— begin RECORD LIST —

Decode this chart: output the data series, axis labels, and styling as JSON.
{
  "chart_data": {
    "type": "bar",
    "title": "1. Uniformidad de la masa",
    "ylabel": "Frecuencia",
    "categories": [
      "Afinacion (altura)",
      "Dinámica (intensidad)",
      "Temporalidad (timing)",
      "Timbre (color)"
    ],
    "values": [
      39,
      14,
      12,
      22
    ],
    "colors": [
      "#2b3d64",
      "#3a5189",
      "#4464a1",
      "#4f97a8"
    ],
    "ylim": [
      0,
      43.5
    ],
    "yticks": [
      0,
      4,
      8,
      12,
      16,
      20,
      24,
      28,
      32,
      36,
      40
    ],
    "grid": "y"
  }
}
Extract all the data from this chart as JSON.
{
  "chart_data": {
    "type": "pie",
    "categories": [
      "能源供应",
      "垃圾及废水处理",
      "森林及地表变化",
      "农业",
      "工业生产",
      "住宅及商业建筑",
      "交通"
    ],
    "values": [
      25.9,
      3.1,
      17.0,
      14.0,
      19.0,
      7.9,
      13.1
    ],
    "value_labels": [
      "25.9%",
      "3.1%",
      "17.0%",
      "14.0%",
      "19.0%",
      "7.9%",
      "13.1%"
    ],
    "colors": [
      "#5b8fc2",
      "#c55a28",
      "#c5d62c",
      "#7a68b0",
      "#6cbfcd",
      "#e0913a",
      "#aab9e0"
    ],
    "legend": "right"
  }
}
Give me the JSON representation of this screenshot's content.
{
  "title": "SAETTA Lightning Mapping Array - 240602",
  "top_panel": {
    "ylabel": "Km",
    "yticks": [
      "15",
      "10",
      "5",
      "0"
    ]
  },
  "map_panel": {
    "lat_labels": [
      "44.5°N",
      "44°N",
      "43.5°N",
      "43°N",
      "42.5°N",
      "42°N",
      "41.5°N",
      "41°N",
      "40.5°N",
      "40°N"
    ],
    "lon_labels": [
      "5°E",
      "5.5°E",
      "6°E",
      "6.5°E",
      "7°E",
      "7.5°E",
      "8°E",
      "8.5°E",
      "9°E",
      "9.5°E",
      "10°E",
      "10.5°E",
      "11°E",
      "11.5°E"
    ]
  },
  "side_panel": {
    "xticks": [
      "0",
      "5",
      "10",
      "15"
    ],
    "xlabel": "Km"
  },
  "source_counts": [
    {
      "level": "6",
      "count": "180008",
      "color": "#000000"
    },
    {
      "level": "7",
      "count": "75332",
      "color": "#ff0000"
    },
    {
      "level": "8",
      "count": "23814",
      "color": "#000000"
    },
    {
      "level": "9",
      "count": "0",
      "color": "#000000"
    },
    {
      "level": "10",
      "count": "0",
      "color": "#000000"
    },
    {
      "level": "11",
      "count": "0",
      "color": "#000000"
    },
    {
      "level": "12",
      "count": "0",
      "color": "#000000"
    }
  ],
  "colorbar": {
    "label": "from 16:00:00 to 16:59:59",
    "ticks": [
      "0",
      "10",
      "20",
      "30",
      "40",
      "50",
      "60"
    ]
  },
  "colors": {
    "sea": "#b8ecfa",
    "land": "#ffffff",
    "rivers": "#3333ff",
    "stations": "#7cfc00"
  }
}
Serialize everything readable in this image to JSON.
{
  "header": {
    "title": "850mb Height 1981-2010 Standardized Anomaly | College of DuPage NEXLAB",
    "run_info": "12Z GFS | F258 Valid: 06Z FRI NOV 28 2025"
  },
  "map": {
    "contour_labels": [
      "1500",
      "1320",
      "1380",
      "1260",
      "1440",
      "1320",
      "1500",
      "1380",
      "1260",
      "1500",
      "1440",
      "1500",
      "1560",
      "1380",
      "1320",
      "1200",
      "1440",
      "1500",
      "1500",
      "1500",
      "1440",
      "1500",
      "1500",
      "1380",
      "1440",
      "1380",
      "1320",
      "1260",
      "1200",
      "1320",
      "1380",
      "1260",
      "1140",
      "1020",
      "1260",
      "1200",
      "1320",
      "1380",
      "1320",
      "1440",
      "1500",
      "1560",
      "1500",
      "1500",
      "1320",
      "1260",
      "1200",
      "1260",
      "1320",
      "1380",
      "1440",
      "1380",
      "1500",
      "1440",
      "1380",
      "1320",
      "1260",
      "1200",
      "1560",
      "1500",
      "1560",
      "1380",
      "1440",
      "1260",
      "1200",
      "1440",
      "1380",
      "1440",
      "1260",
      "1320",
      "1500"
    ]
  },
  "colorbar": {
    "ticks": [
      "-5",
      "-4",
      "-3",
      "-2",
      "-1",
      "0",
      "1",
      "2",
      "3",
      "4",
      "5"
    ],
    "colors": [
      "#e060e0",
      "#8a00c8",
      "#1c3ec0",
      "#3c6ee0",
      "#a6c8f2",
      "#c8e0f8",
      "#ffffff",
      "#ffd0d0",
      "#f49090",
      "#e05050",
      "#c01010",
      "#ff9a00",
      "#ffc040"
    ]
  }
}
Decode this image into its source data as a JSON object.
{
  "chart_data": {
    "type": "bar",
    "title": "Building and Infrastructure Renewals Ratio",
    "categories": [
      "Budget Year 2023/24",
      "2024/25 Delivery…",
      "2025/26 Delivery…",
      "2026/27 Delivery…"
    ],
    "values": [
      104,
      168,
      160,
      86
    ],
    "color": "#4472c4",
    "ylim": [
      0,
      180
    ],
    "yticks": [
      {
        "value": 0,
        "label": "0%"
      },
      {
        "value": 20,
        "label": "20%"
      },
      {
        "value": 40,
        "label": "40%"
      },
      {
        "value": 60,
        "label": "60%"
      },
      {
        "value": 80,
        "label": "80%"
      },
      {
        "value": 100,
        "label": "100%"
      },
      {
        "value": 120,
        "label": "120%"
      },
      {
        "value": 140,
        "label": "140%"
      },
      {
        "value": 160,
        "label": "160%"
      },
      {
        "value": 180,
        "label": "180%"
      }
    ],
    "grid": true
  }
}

— end RECORD LIST —

DIRECTIVE: Set out every line from the material that contains the string "JSON".

SOLUTION TO THIS PROBLEM:
Decode this chart: output the data series, axis labels, and styling as JSON.
Extract all the data from this chart as JSON.
Give me the JSON representation of this screenshot's content.
Serialize everything readable in this image to JSON.
Decode this image into its source data as a JSON object.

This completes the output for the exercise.